*What is expected*. Tally the lines below that contain the word "يونس", and give only that number.

*Source material*.
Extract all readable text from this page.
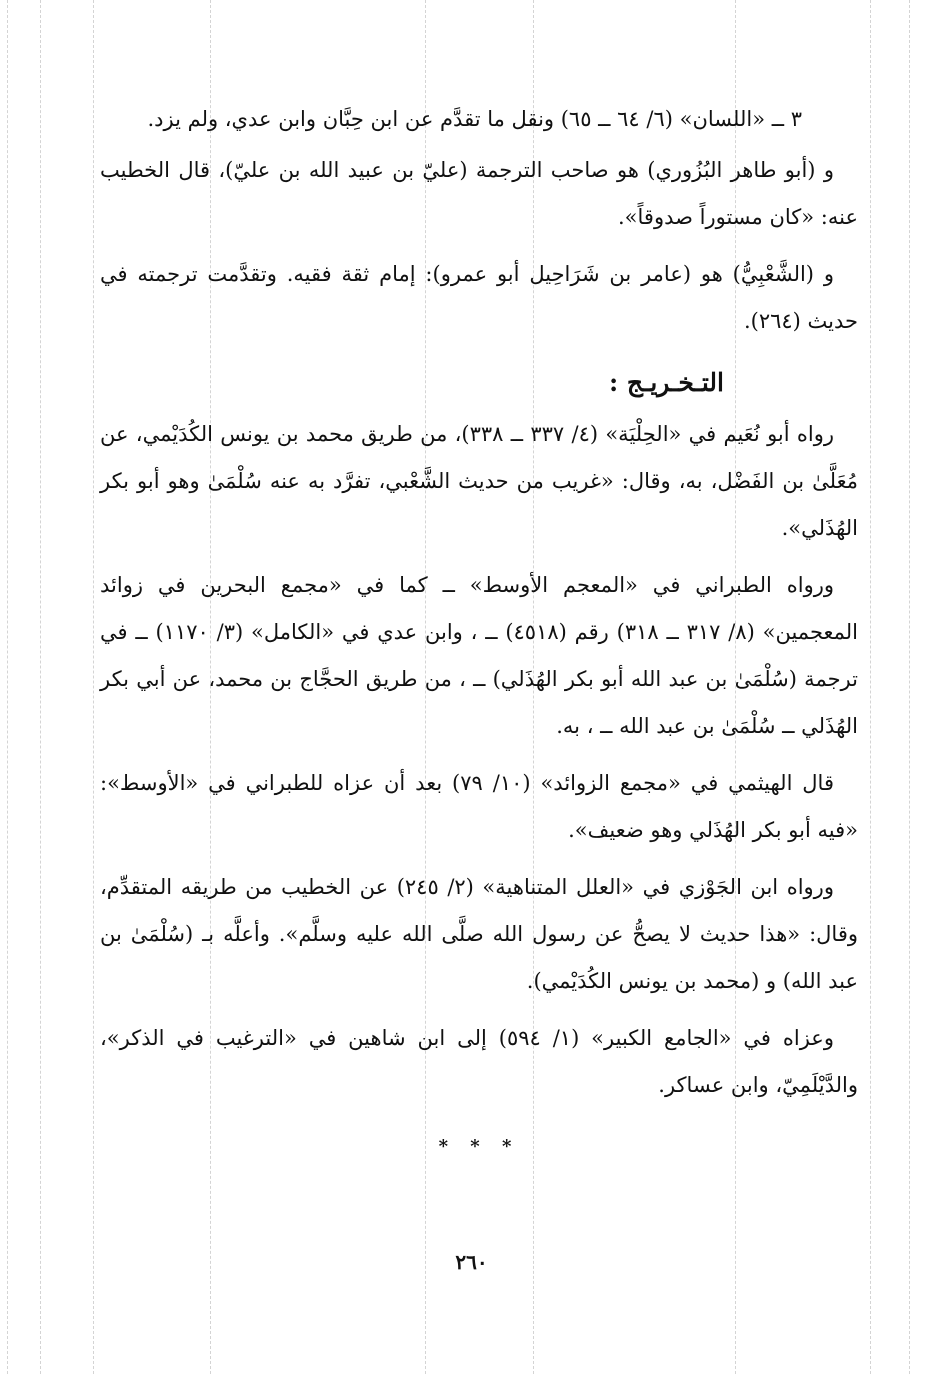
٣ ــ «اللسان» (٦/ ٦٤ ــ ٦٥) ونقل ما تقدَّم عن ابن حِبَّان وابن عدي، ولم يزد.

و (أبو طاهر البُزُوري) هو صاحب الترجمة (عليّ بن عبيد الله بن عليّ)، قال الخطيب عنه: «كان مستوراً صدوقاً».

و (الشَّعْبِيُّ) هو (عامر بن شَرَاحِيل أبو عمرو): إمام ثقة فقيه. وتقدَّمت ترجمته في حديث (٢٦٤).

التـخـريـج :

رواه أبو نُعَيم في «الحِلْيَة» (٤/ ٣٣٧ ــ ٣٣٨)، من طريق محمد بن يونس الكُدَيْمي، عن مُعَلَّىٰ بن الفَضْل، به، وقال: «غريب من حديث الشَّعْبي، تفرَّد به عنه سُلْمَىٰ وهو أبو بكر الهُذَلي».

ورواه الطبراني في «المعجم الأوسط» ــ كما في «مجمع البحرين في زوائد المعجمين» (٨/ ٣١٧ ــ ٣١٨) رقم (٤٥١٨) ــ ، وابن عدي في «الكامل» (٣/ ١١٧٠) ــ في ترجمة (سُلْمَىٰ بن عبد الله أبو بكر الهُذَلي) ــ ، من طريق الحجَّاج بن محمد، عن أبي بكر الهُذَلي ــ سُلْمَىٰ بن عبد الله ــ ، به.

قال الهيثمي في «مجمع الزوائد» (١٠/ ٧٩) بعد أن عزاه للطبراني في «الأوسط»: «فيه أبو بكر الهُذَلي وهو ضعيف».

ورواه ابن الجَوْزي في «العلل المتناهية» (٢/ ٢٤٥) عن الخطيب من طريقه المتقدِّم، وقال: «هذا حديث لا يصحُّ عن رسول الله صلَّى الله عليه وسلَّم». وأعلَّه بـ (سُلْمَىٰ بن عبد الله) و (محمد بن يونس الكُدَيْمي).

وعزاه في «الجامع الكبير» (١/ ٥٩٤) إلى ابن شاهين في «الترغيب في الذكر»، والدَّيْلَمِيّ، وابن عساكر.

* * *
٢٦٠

*In response*. 2